Task material:
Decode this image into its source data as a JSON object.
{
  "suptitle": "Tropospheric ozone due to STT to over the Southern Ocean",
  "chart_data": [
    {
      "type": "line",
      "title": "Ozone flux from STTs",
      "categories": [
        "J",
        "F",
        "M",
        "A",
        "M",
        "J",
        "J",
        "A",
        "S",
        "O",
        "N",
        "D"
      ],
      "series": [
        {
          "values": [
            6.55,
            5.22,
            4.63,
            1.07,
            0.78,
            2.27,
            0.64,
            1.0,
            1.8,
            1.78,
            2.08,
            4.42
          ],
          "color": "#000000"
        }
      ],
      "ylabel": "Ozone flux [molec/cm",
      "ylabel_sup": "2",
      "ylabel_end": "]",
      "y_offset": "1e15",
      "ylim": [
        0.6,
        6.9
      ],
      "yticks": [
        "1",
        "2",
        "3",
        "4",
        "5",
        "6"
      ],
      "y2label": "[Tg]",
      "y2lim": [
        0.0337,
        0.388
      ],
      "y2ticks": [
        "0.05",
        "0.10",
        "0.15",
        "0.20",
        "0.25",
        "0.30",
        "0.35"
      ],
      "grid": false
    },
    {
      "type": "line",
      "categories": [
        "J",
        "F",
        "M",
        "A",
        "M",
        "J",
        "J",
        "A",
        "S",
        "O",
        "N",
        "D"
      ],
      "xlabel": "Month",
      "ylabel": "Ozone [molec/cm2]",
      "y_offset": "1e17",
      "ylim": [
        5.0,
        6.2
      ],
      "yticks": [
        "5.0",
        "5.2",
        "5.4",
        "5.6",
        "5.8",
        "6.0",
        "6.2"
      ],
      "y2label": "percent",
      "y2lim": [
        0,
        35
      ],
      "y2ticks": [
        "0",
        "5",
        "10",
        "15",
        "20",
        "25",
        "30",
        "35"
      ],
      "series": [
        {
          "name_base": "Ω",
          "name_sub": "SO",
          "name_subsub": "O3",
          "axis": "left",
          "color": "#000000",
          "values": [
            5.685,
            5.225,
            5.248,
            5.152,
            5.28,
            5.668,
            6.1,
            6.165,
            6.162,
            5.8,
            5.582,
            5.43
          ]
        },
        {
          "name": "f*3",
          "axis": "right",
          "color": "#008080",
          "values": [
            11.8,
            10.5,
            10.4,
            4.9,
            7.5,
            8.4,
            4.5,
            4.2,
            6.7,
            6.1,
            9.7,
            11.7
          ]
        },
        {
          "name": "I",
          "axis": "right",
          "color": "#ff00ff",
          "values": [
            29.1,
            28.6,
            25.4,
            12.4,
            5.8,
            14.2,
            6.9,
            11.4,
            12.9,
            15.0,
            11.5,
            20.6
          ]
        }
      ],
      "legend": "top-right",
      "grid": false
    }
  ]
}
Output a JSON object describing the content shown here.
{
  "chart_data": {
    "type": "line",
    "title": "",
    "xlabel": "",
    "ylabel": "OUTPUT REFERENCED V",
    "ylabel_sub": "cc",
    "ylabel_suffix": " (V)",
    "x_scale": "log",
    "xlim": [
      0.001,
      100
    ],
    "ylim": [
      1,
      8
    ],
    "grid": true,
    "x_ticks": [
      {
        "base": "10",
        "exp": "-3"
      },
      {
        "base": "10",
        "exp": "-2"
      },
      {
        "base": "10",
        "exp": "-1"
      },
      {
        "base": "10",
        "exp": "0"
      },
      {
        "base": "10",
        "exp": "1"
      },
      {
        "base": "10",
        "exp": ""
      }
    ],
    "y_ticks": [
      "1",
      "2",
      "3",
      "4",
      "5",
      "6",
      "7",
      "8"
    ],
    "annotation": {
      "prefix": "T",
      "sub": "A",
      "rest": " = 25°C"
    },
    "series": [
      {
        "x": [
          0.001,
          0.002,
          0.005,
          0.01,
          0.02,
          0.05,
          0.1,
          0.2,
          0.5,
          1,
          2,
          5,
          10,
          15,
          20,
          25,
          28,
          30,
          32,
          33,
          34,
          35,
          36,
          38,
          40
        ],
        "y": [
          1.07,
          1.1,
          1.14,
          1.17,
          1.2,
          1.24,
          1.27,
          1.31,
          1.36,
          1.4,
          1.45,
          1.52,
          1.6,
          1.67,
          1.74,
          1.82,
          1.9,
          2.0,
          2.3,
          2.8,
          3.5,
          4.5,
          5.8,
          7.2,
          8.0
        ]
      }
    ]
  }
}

Brief:
Repeat each record in full; every line must match exactly.

Exercise answer:
Decode this image into its source data as a JSON object.
{
  "suptitle": "Tropospheric ozone due to STT to over the Southern Ocean",
  "chart_data": [
    {
      "type": "line",
      "title": "Ozone flux from STTs",
      "categories": [
        "J",
        "F",
        "M",
        "A",
        "M",
        "J",
        "J",
        "A",
        "S",
        "O",
        "N",
        "D"
      ],
      "series": [
        {
          "values": [
            6.55,
            5.22,
            4.63,
            1.07,
            0.78,
            2.27,
            0.64,
            1.0,
            1.8,
            1.78,
            2.08,
            4.42
          ],
          "color": "#000000"
        }
      ],
      "ylabel": "Ozone flux [molec/cm",
      "ylabel_sup": "2",
      "ylabel_end": "]",
      "y_offset": "1e15",
      "ylim": [
        0.6,
        6.9
      ],
      "yticks": [
        "1",
        "2",
        "3",
        "4",
        "5",
        "6"
      ],
      "y2label": "[Tg]",
      "y2lim": [
        0.0337,
        0.388
      ],
      "y2ticks": [
        "0.05",
        "0.10",
        "0.15",
        "0.20",
        "0.25",
        "0.30",
        "0.35"
      ],
      "grid": false
    },
    {
      "type": "line",
      "categories": [
        "J",
        "F",
        "M",
        "A",
        "M",
        "J",
        "J",
        "A",
        "S",
        "O",
        "N",
        "D"
      ],
      "xlabel": "Month",
      "ylabel": "Ozone [molec/cm2]",
      "y_offset": "1e17",
      "ylim": [
        5.0,
        6.2
      ],
      "yticks": [
        "5.0",
        "5.2",
        "5.4",
        "5.6",
        "5.8",
        "6.0",
        "6.2"
      ],
      "y2label": "percent",
      "y2lim": [
        0,
        35
      ],
      "y2ticks": [
        "0",
        "5",
        "10",
        "15",
        "20",
        "25",
        "30",
        "35"
      ],
      "series": [
        {
          "name_base": "Ω",
          "name_sub": "SO",
          "name_subsub": "O3",
          "axis": "left",
          "color": "#000000",
          "values": [
            5.685,
            5.225,
            5.248,
            5.152,
            5.28,
            5.668,
            6.1,
            6.165,
            6.162,
            5.8,
            5.582,
            5.43
          ]
        },
        {
          "name": "f*3",
          "axis": "right",
          "color": "#008080",
          "values": [
            11.8,
            10.5,
            10.4,
            4.9,
            7.5,
            8.4,
            4.5,
            4.2,
            6.7,
            6.1,
            9.7,
            11.7
          ]
        },
        {
          "name": "I",
          "axis": "right",
          "color": "#ff00ff",
          "values": [
            29.1,
            28.6,
            25.4,
            12.4,
            5.8,
            14.2,
            6.9,
            11.4,
            12.9,
            15.0,
            11.5,
            20.6
          ]
        }
      ],
      "legend": "top-right",
      "grid": false
    }
  ]
}
Output a JSON object describing the content shown here.
{
  "chart_data": {
    "type": "line",
    "title": "",
    "xlabel": "",
    "ylabel": "OUTPUT REFERENCED V",
    "ylabel_sub": "cc",
    "ylabel_suffix": " (V)",
    "x_scale": "log",
    "xlim": [
      0.001,
      100
    ],
    "ylim": [
      1,
      8
    ],
    "grid": true,
    "x_ticks": [
      {
        "base": "10",
        "exp": "-3"
      },
      {
        "base": "10",
        "exp": "-2"
      },
      {
        "base": "10",
        "exp": "-1"
      },
      {
        "base": "10",
        "exp": "0"
      },
      {
        "base": "10",
        "exp": "1"
      },
      {
        "base": "10",
        "exp": ""
      }
    ],
    "y_ticks": [
      "1",
      "2",
      "3",
      "4",
      "5",
      "6",
      "7",
      "8"
    ],
    "annotation": {
      "prefix": "T",
      "sub": "A",
      "rest": " = 25°C"
    },
    "series": [
      {
        "x": [
          0.001,
          0.002,
          0.005,
          0.01,
          0.02,
          0.05,
          0.1,
          0.2,
          0.5,
          1,
          2,
          5,
          10,
          15,
          20,
          25,
          28,
          30,
          32,
          33,
          34,
          35,
          36,
          38,
          40
        ],
        "y": [
          1.07,
          1.1,
          1.14,
          1.17,
          1.2,
          1.24,
          1.27,
          1.31,
          1.36,
          1.4,
          1.45,
          1.52,
          1.6,
          1.67,
          1.74,
          1.82,
          1.9,
          2.0,
          2.3,
          2.8,
          3.5,
          4.5,
          5.8,
          7.2,
          8.0
        ]
      }
    ]
  }
}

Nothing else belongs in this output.